- **Prompt**
Your task is to copy the material exactly.

- **Records for processing**
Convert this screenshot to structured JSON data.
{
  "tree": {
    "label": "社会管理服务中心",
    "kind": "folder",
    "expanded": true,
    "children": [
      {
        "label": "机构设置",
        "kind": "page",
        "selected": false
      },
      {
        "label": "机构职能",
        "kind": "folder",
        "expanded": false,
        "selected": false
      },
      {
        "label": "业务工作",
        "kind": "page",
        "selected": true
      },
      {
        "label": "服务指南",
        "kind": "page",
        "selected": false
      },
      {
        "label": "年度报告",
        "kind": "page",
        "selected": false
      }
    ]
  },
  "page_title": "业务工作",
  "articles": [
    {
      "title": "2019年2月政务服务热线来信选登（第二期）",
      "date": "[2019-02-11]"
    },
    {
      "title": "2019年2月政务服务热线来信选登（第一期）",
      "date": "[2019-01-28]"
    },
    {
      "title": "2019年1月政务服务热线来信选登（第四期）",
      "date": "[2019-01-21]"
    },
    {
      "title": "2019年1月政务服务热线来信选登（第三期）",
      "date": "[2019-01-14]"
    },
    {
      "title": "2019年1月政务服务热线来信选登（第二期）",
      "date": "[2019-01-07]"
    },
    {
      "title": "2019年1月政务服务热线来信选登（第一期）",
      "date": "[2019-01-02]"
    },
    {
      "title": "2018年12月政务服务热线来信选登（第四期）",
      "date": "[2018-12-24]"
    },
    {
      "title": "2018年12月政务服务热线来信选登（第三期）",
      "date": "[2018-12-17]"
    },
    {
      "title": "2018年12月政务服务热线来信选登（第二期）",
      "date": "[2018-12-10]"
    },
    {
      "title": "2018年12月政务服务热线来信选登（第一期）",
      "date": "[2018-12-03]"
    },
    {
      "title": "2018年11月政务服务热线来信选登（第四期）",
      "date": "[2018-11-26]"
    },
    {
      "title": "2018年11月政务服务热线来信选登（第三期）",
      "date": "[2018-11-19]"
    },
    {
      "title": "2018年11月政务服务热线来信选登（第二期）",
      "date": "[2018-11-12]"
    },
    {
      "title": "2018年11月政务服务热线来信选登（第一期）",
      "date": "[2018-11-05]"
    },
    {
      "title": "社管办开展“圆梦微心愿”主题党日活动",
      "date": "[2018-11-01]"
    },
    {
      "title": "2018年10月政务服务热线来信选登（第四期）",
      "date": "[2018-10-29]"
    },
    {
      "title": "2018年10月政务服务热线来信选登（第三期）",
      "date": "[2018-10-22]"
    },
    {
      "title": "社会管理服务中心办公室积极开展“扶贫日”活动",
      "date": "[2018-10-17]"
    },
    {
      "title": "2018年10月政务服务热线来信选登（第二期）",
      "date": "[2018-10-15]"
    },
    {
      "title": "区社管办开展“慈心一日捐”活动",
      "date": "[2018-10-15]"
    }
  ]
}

- **The response**
Convert this screenshot to structured JSON data.
{
  "tree": {
    "label": "社会管理服务中心",
    "kind": "folder",
    "expanded": true,
    "children": [
      {
        "label": "机构设置",
        "kind": "page",
        "selected": false
      },
      {
        "label": "机构职能",
        "kind": "folder",
        "expanded": false,
        "selected": false
      },
      {
        "label": "业务工作",
        "kind": "page",
        "selected": true
      },
      {
        "label": "服务指南",
        "kind": "page",
        "selected": false
      },
      {
        "label": "年度报告",
        "kind": "page",
        "selected": false
      }
    ]
  },
  "page_title": "业务工作",
  "articles": [
    {
      "title": "2019年2月政务服务热线来信选登（第二期）",
      "date": "[2019-02-11]"
    },
    {
      "title": "2019年2月政务服务热线来信选登（第一期）",
      "date": "[2019-01-28]"
    },
    {
      "title": "2019年1月政务服务热线来信选登（第四期）",
      "date": "[2019-01-21]"
    },
    {
      "title": "2019年1月政务服务热线来信选登（第三期）",
      "date": "[2019-01-14]"
    },
    {
      "title": "2019年1月政务服务热线来信选登（第二期）",
      "date": "[2019-01-07]"
    },
    {
      "title": "2019年1月政务服务热线来信选登（第一期）",
      "date": "[2019-01-02]"
    },
    {
      "title": "2018年12月政务服务热线来信选登（第四期）",
      "date": "[2018-12-24]"
    },
    {
      "title": "2018年12月政务服务热线来信选登（第三期）",
      "date": "[2018-12-17]"
    },
    {
      "title": "2018年12月政务服务热线来信选登（第二期）",
      "date": "[2018-12-10]"
    },
    {
      "title": "2018年12月政务服务热线来信选登（第一期）",
      "date": "[2018-12-03]"
    },
    {
      "title": "2018年11月政务服务热线来信选登（第四期）",
      "date": "[2018-11-26]"
    },
    {
      "title": "2018年11月政务服务热线来信选登（第三期）",
      "date": "[2018-11-19]"
    },
    {
      "title": "2018年11月政务服务热线来信选登（第二期）",
      "date": "[2018-11-12]"
    },
    {
      "title": "2018年11月政务服务热线来信选登（第一期）",
      "date": "[2018-11-05]"
    },
    {
      "title": "社管办开展“圆梦微心愿”主题党日活动",
      "date": "[2018-11-01]"
    },
    {
      "title": "2018年10月政务服务热线来信选登（第四期）",
      "date": "[2018-10-29]"
    },
    {
      "title": "2018年10月政务服务热线来信选登（第三期）",
      "date": "[2018-10-22]"
    },
    {
      "title": "社会管理服务中心办公室积极开展“扶贫日”活动",
      "date": "[2018-10-17]"
    },
    {
      "title": "2018年10月政务服务热线来信选登（第二期）",
      "date": "[2018-10-15]"
    },
    {
      "title": "区社管办开展“慈心一日捐”活动",
      "date": "[2018-10-15]"
    }
  ]
}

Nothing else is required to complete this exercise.